*Directive:* Reproduce the entries verbatim, starting at the line that contains "Give me the" and ending at the line that contains "list-item bbox=[356, 313, 869, 330]", with both of those lines included. Leave the pictures out of your answer.

*Supplied data:*
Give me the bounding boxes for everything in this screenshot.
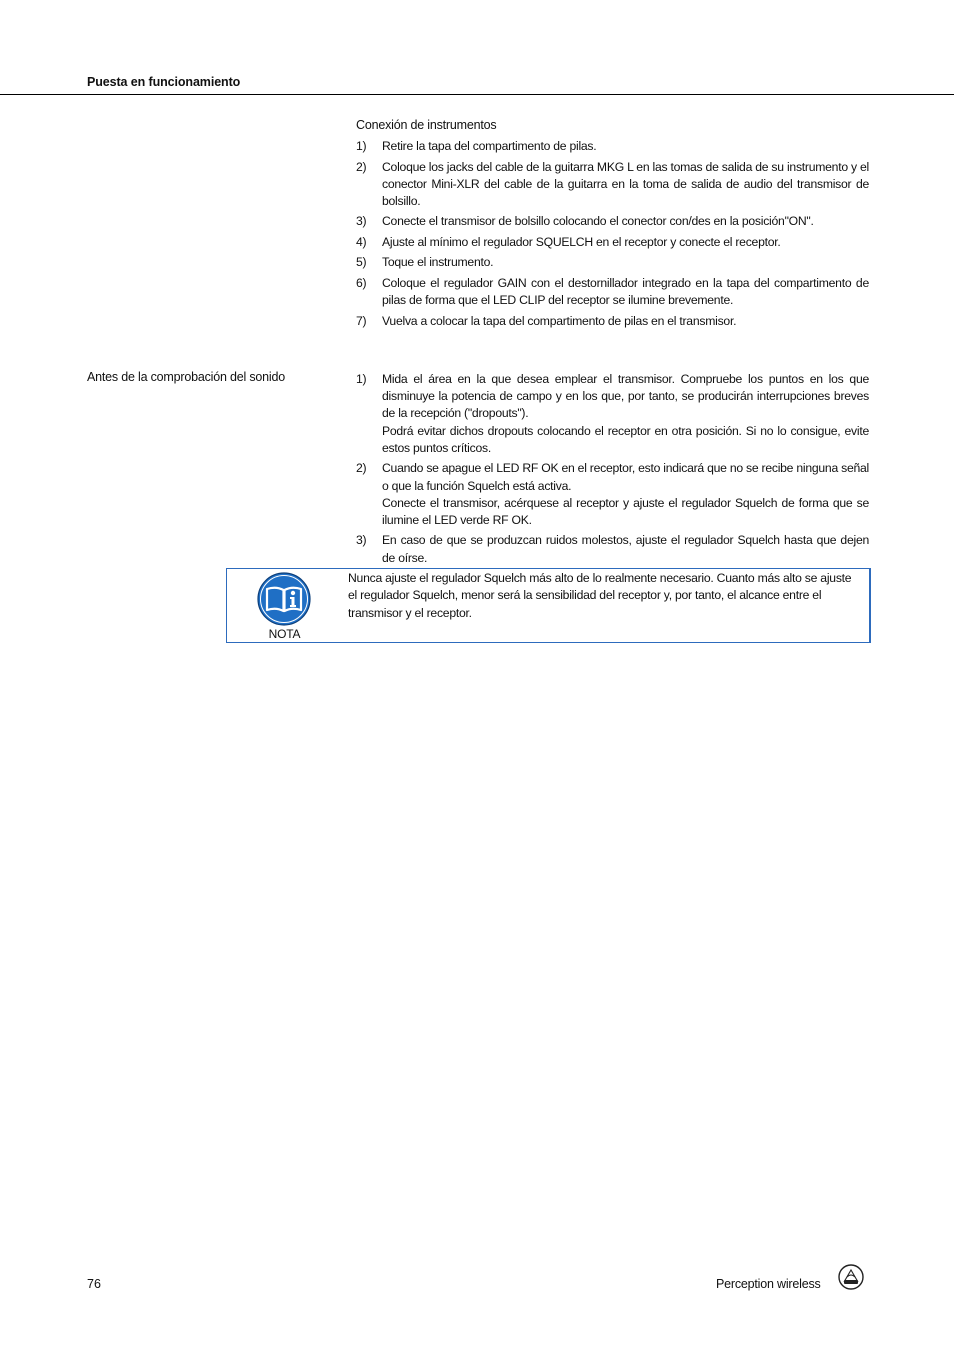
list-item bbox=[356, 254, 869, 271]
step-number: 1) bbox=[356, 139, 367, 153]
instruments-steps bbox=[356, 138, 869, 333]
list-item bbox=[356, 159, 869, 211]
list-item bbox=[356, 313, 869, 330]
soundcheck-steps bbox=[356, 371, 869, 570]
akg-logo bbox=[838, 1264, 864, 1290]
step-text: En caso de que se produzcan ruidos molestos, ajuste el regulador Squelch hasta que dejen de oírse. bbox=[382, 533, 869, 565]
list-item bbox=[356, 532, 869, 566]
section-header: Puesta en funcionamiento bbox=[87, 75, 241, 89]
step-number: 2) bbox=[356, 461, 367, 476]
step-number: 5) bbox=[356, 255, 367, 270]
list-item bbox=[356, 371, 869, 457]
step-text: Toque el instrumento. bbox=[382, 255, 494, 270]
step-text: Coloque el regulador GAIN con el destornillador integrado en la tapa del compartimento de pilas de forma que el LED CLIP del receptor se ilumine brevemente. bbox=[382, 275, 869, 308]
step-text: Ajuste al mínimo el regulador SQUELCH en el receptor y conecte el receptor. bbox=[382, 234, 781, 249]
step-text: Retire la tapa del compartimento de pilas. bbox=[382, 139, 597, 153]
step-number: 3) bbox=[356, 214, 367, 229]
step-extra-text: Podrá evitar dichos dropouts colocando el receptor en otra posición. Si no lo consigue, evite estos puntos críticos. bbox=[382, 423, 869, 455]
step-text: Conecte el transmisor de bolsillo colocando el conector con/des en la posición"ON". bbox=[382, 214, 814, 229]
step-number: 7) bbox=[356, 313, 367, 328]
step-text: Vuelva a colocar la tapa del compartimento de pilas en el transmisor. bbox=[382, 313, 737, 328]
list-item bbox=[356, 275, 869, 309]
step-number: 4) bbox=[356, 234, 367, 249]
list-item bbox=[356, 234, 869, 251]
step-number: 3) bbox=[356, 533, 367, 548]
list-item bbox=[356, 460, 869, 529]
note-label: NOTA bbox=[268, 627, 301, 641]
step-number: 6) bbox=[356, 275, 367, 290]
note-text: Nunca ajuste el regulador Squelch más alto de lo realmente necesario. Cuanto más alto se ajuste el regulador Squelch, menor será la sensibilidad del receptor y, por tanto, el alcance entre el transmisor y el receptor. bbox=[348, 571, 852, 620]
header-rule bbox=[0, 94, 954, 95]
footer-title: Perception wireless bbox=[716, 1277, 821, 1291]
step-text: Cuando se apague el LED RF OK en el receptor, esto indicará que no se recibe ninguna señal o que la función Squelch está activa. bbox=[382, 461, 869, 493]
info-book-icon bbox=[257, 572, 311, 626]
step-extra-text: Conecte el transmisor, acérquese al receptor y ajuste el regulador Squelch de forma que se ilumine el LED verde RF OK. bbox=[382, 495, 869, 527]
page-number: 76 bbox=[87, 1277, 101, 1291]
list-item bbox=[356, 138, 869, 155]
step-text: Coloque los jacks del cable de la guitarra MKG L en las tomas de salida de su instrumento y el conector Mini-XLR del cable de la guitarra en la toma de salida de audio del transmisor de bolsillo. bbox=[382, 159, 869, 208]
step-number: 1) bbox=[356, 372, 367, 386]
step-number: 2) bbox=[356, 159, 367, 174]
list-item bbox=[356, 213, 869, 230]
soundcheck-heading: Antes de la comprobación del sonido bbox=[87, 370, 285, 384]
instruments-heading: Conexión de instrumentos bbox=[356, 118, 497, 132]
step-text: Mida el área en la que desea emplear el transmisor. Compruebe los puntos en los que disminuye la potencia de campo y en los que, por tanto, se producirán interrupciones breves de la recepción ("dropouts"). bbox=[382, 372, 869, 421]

---

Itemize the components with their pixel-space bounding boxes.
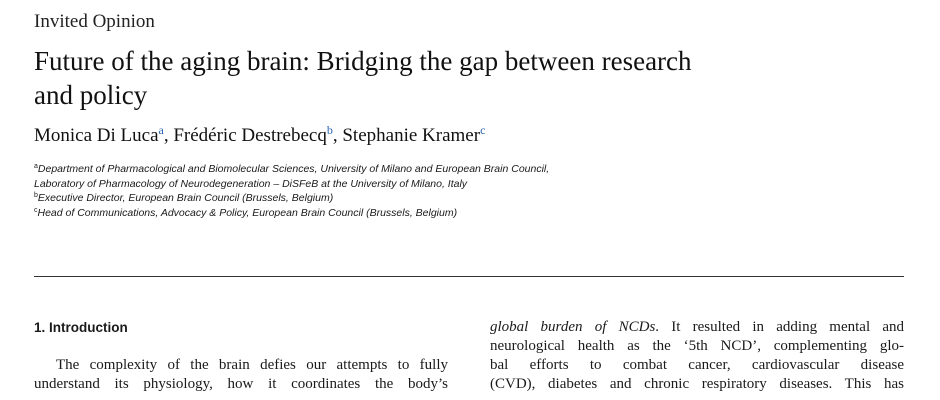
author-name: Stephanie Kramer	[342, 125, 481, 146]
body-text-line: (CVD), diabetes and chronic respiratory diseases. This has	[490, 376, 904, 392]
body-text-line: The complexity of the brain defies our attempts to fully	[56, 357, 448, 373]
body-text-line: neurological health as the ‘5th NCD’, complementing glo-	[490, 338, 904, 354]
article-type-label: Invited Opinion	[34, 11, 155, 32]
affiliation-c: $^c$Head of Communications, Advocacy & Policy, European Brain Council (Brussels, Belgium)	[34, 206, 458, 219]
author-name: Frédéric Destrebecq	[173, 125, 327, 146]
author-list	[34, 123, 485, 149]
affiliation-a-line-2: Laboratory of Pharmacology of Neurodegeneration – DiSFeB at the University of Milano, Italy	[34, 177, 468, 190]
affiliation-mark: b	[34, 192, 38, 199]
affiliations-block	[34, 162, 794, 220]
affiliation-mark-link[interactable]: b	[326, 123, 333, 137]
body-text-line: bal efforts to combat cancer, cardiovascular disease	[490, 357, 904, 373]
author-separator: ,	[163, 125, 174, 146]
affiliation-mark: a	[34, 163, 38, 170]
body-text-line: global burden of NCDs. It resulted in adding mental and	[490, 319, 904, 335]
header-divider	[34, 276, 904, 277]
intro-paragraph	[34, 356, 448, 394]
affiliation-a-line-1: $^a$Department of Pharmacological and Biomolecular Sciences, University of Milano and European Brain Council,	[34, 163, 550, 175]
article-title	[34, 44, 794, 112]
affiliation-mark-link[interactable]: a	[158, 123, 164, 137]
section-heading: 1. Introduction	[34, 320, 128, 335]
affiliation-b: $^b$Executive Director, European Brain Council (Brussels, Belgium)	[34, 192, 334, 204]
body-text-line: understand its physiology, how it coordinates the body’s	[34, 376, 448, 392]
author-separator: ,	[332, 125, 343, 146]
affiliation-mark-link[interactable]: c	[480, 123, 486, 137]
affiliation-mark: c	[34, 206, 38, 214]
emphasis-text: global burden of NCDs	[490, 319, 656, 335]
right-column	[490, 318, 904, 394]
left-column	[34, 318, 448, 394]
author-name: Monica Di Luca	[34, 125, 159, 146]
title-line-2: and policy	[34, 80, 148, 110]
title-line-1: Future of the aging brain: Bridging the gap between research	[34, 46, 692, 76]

--

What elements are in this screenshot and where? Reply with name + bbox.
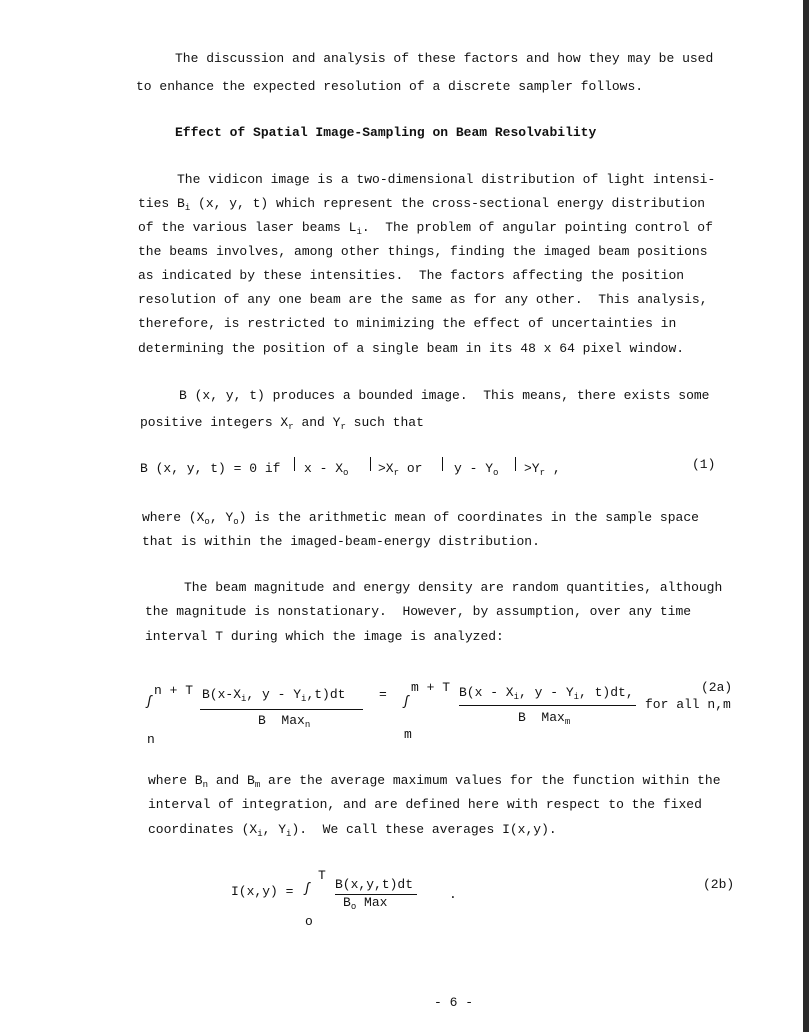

*Exercise solution:*
Give me the bounding boxes for everything in this screenshot.
list-item bbox=[356, 254, 869, 271]
step-number: 1) bbox=[356, 139, 367, 153]
instruments-steps bbox=[356, 138, 869, 333]
list-item bbox=[356, 159, 869, 211]
list-item bbox=[356, 313, 869, 330]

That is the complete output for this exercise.